[Collection entries]

##########

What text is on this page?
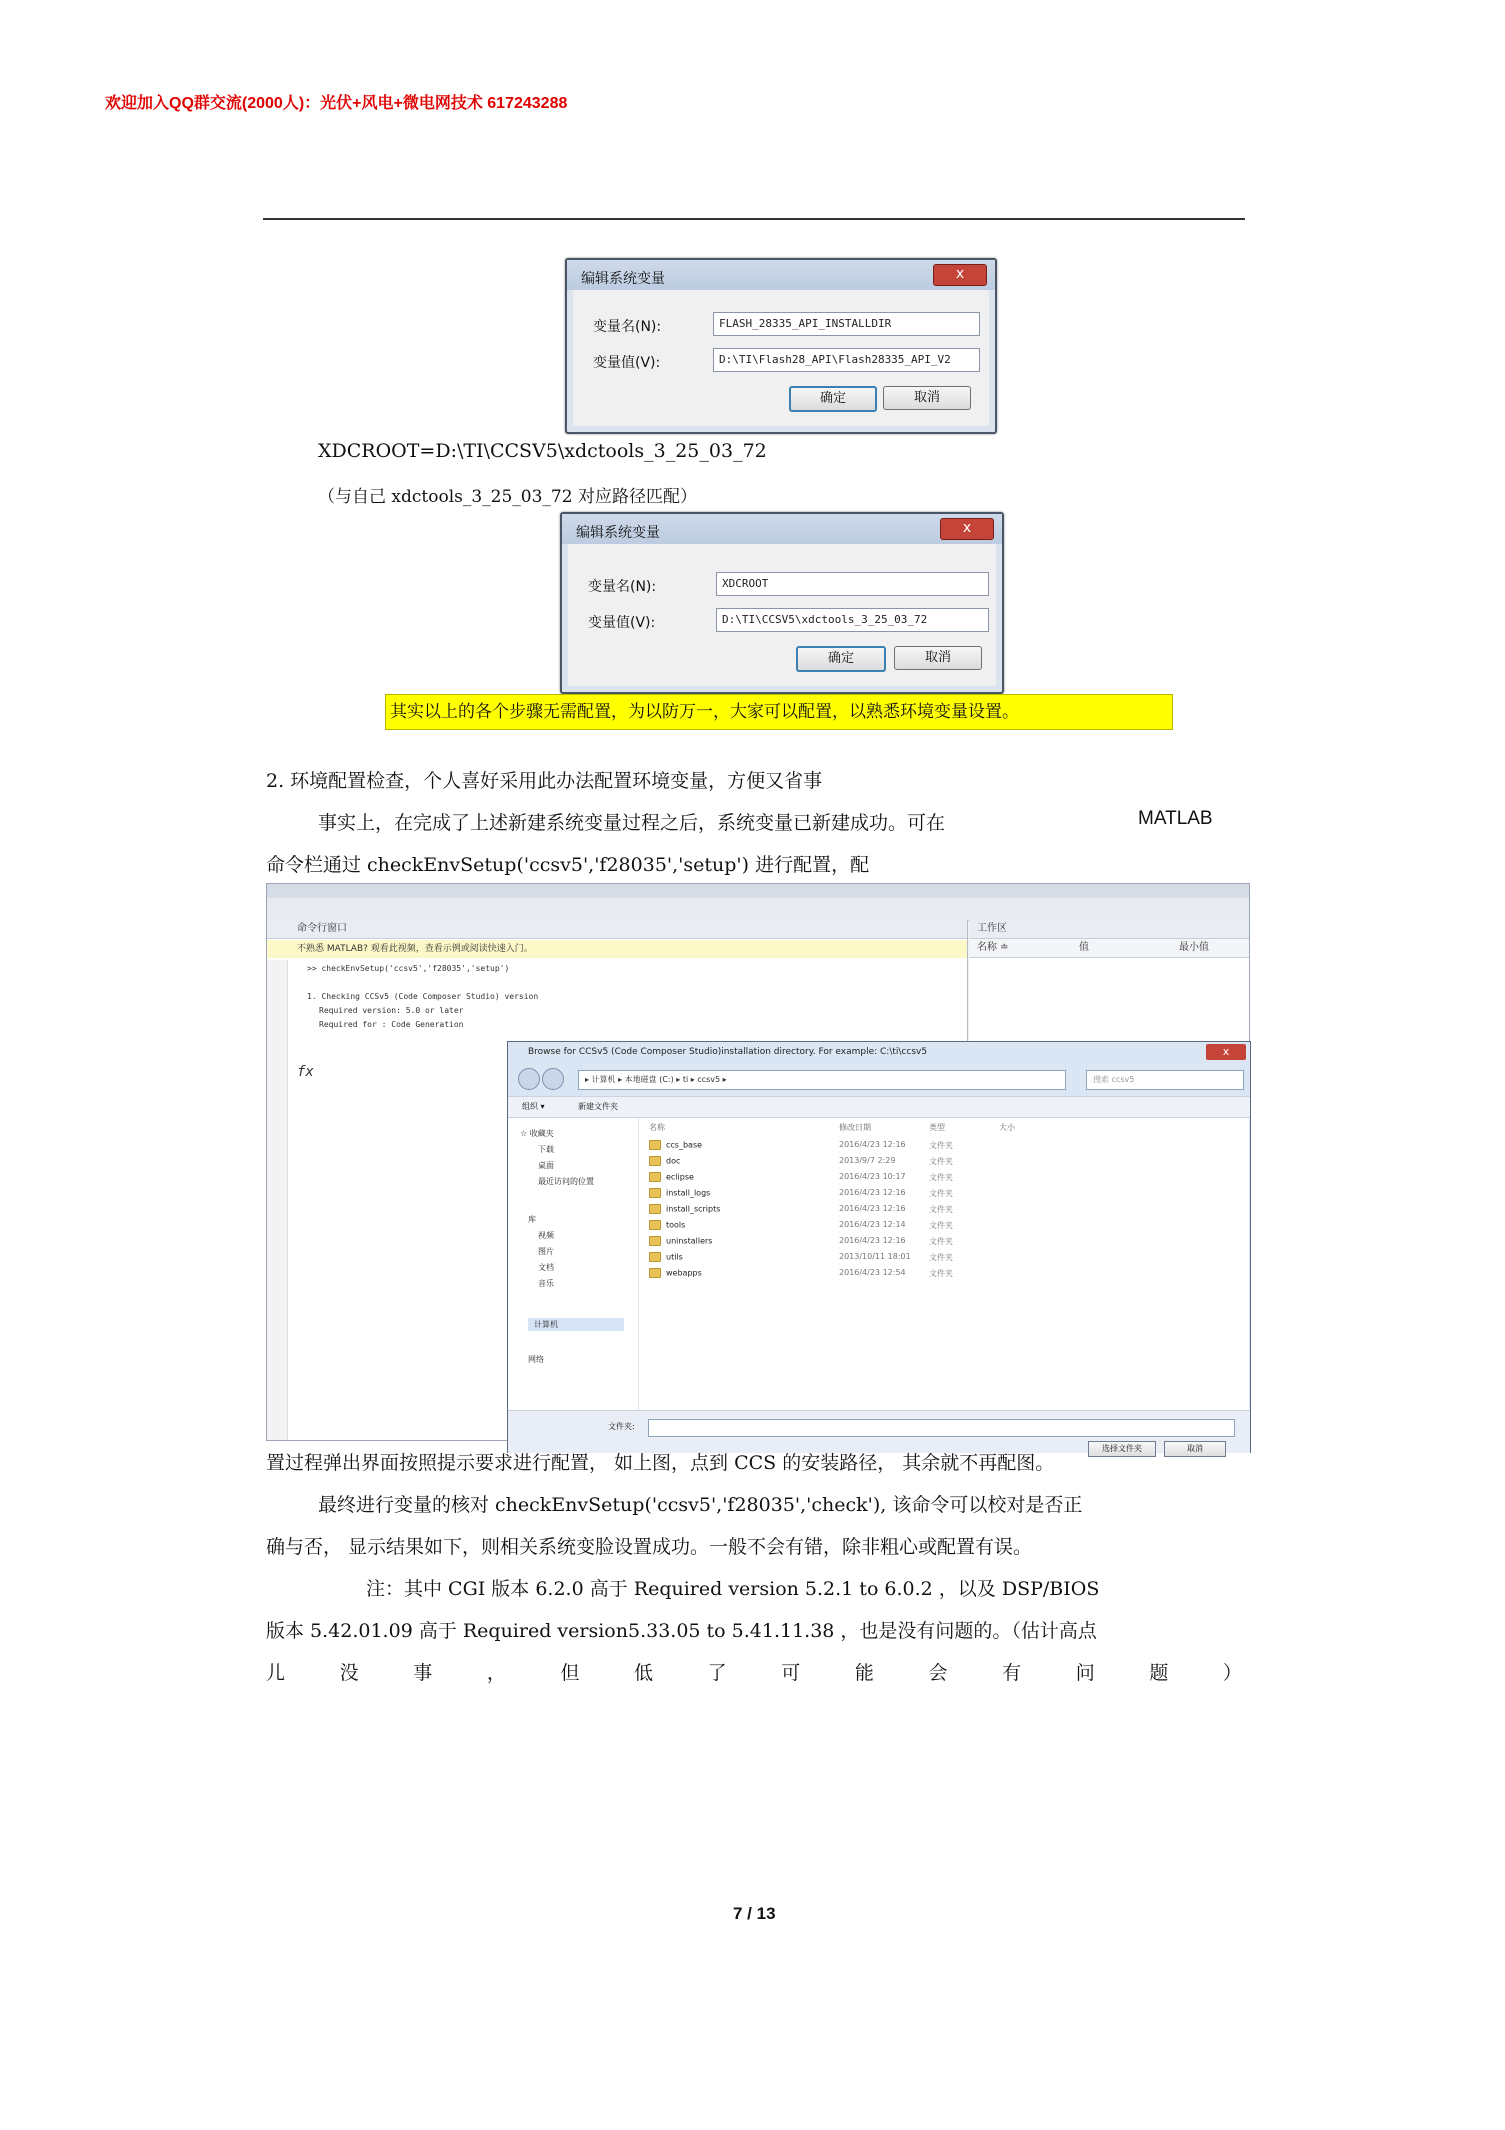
欢迎加入QQ群交流(2000人)：光伏+风电+微电网技术 617243288
编辑系统变量	x
变量名(N):	FLASH_28335_API_INSTALLDIR
变量值(V):	D:\TI\Flash28_API\Flash28335_API_V2
确定	取消
XDCROOT=D:\TI\CCSV5\xdctools_3_25_03_72
（与自己 xdctools_3_25_03_72 对应路径匹配）
编辑系统变量	x
变量名(N):	XDCROOT
变量值(V):	D:\TI\CCSV5\xdctools_3_25_03_72
确定	取消
其实以上的各个步骤无需配置，为以防万一，大家可以配置，以熟悉环境变量设置。
2. 环境配置检查，个人喜好采用此办法配置环境变量，方便又省事
事实上，在完成了上述新建系统变量过程之后，系统变量已新建成功。可在	MATLAB
命令栏通过 checkEnvSetup('ccsv5','f28035','setup') 进行配置，配
命令行窗口
不熟悉 MATLAB? 观看此视频，查看示例或阅读快速入门。
>> checkEnvSetup('ccsv5','f28035','setup')
1. Checking CCSv5 (Code Composer Studio) version
Required version: 5.0 or later
Required for : Code Generation
fx
工作区
名称 ≐	值	最小值
Browse for CCSv5 (Code Composer Studio)installation directory. For example: C:\ti\ccsv5	x
▸ 计算机 ▸ 本地磁盘 (C:) ▸ ti ▸ ccsv5 ▸	搜索 ccsv5
组织 ▾	新建文件夹
☆ 收藏夹
下载
桌面
最近访问的位置
库
视频
图片
文档
音乐
计算机
网络
名称	修改日期	类型	大小
ccs_base	2016/4/23 12:16	文件夹
doc	2013/9/7 2:29	文件夹
eclipse	2016/4/23 10:17	文件夹
install_logs	2016/4/23 12:16	文件夹
install_scripts	2016/4/23 12:16	文件夹
tools	2016/4/23 12:14	文件夹
uninstallers	2016/4/23 12:16	文件夹
utils	2013/10/11 18:01 文件夹
webapps	2016/4/23 12:54	文件夹
文件夹:
选择文件夹	取消
置过程弹出界面按照提示要求进行配置， 如上图，点到 CCS 的安装路径， 其余就不再配图。
最终进行变量的核对 checkEnvSetup('ccsv5','f28035','check'), 该命令可以校对是否正
确与否， 显示结果如下，则相关系统变脸设置成功。一般不会有错，除非粗心或配置有误。
注：其中 CGI 版本 6.2.0 高于 Required version 5.2.1 to 6.0.2 ，以及 DSP/BIOS
版本 5.42.01.09 高于 Required version5.33.05 to 5.41.11.38 ，也是没有问题的。（估计高点
儿	没	事	，	但	低	了	可	能	会	有	问	题	）
7 / 13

##########

* Set problem:
Repeat the data above exactly, but not the pictures.

* Result for this exercise:
What text is on this page?
欢迎加入QQ群交流(2000人)：光伏+风电+微电网技术 617243288
编辑系统变量	x
变量名(N):	FLASH_28335_API_INSTALLDIR
变量值(V):	D:\TI\Flash28_API\Flash28335_API_V2
确定	取消
XDCROOT=D:\TI\CCSV5\xdctools_3_25_03_72
（与自己 xdctools_3_25_03_72 对应路径匹配）
编辑系统变量	x
变量名(N):	XDCROOT
变量值(V):	D:\TI\CCSV5\xdctools_3_25_03_72
确定	取消
其实以上的各个步骤无需配置，为以防万一，大家可以配置，以熟悉环境变量设置。
2. 环境配置检查，个人喜好采用此办法配置环境变量，方便又省事
事实上，在完成了上述新建系统变量过程之后，系统变量已新建成功。可在	MATLAB
命令栏通过 checkEnvSetup('ccsv5','f28035','setup') 进行配置，配
命令行窗口
不熟悉 MATLAB? 观看此视频，查看示例或阅读快速入门。
>> checkEnvSetup('ccsv5','f28035','setup')
1. Checking CCSv5 (Code Composer Studio) version
Required version: 5.0 or later
Required for : Code Generation
fx
工作区
名称 ≐	值	最小值
Browse for CCSv5 (Code Composer Studio)installation directory. For example: C:\ti\ccsv5	x
▸ 计算机 ▸ 本地磁盘 (C:) ▸ ti ▸ ccsv5 ▸	搜索 ccsv5
组织 ▾	新建文件夹
☆ 收藏夹
下载
桌面
最近访问的位置
库
视频
图片
文档
音乐
计算机
网络
名称	修改日期	类型	大小
ccs_base	2016/4/23 12:16	文件夹
doc	2013/9/7 2:29	文件夹
eclipse	2016/4/23 10:17	文件夹
install_logs	2016/4/23 12:16	文件夹
install_scripts	2016/4/23 12:16	文件夹
tools	2016/4/23 12:14	文件夹
uninstallers	2016/4/23 12:16	文件夹
utils	2013/10/11 18:01 文件夹
webapps	2016/4/23 12:54	文件夹
文件夹:
选择文件夹	取消
置过程弹出界面按照提示要求进行配置， 如上图，点到 CCS 的安装路径， 其余就不再配图。
最终进行变量的核对 checkEnvSetup('ccsv5','f28035','check'), 该命令可以校对是否正
确与否， 显示结果如下，则相关系统变脸设置成功。一般不会有错，除非粗心或配置有误。
注：其中 CGI 版本 6.2.0 高于 Required version 5.2.1 to 6.0.2 ，以及 DSP/BIOS
版本 5.42.01.09 高于 Required version5.33.05 to 5.41.11.38 ，也是没有问题的。（估计高点
儿	没	事	，	但	低	了	可	能	会	有	问	题	）
7 / 13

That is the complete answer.